STATED GOAL:
Write out every line of the material exactly as it appears.

RECORDS PROVIDED:
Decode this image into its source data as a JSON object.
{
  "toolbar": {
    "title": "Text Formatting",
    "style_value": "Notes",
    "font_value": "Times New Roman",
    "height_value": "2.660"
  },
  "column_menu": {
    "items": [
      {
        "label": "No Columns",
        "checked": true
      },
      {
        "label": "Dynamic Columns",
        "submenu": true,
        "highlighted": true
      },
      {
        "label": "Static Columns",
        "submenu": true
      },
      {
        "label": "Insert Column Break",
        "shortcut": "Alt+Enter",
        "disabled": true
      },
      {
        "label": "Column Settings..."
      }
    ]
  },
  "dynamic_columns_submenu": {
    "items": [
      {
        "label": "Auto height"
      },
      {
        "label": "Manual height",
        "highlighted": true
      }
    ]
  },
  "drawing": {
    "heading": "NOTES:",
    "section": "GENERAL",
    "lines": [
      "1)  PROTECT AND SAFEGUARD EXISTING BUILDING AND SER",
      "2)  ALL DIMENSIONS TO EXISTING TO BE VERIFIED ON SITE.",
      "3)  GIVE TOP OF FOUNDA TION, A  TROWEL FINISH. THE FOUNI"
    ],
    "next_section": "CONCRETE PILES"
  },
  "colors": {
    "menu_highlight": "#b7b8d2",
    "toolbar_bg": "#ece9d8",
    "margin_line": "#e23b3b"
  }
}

REPLY:
Decode this image into its source data as a JSON object.
{
  "toolbar": {
    "title": "Text Formatting",
    "style_value": "Notes",
    "font_value": "Times New Roman",
    "height_value": "2.660"
  },
  "column_menu": {
    "items": [
      {
        "label": "No Columns",
        "checked": true
      },
      {
        "label": "Dynamic Columns",
        "submenu": true,
        "highlighted": true
      },
      {
        "label": "Static Columns",
        "submenu": true
      },
      {
        "label": "Insert Column Break",
        "shortcut": "Alt+Enter",
        "disabled": true
      },
      {
        "label": "Column Settings..."
      }
    ]
  },
  "dynamic_columns_submenu": {
    "items": [
      {
        "label": "Auto height"
      },
      {
        "label": "Manual height",
        "highlighted": true
      }
    ]
  },
  "drawing": {
    "heading": "NOTES:",
    "section": "GENERAL",
    "lines": [
      "1)  PROTECT AND SAFEGUARD EXISTING BUILDING AND SER",
      "2)  ALL DIMENSIONS TO EXISTING TO BE VERIFIED ON SITE.",
      "3)  GIVE TOP OF FOUNDA TION, A  TROWEL FINISH. THE FOUNI"
    ],
    "next_section": "CONCRETE PILES"
  },
  "colors": {
    "menu_highlight": "#b7b8d2",
    "toolbar_bg": "#ece9d8",
    "margin_line": "#e23b3b"
  }
}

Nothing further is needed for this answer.